Identify and reproduce every line holding the string "appearance".

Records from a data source
· · ·

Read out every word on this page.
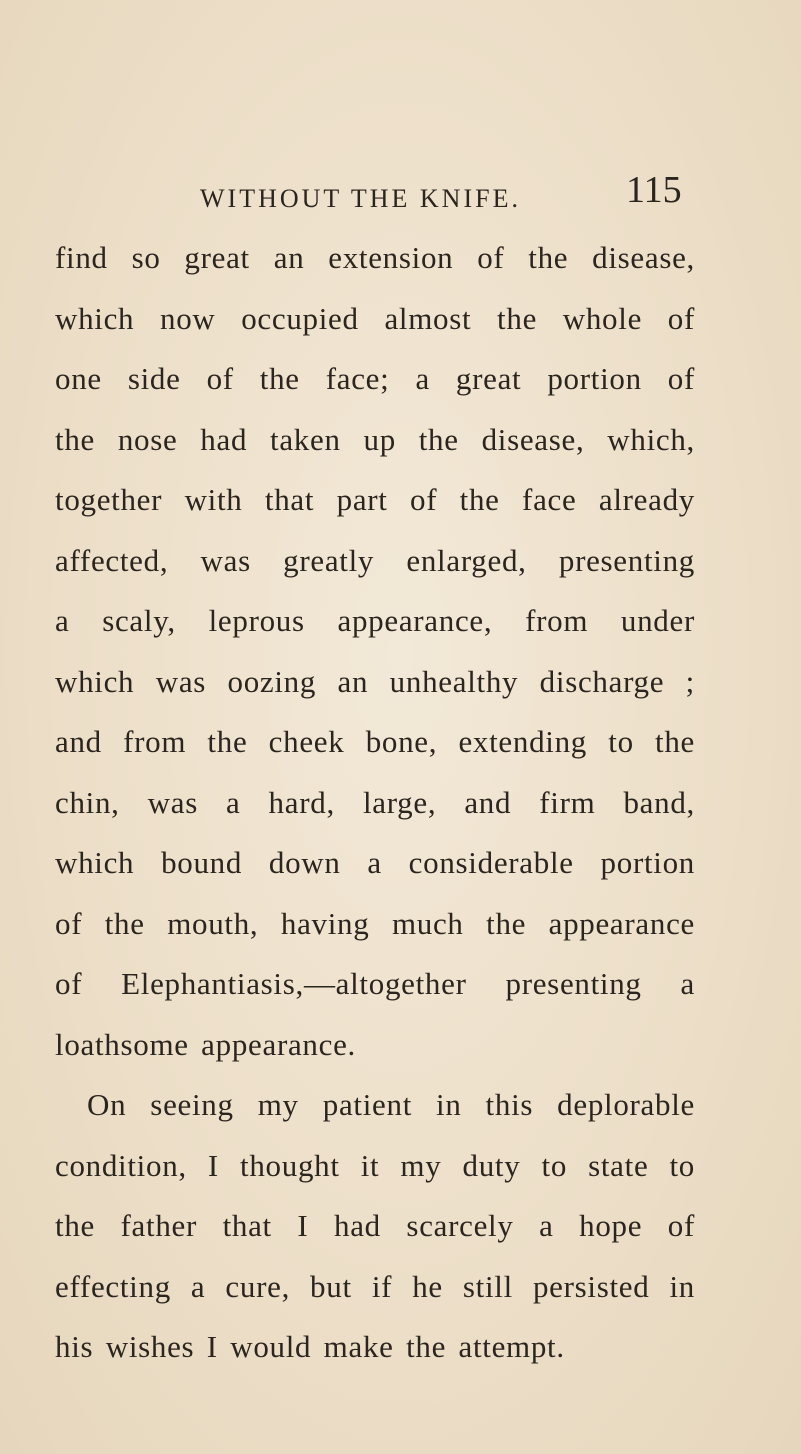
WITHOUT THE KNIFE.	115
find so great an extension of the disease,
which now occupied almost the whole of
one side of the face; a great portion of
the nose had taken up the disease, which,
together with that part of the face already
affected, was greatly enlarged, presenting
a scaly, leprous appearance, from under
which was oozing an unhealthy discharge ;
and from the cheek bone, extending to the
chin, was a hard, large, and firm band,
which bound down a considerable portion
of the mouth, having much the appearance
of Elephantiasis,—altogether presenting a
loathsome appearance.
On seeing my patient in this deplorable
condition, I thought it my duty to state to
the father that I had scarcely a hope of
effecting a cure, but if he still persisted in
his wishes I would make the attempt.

· · ·

* [Response]
a scaly, leprous appearance, from under
of the mouth, having much the appearance
loathsome appearance.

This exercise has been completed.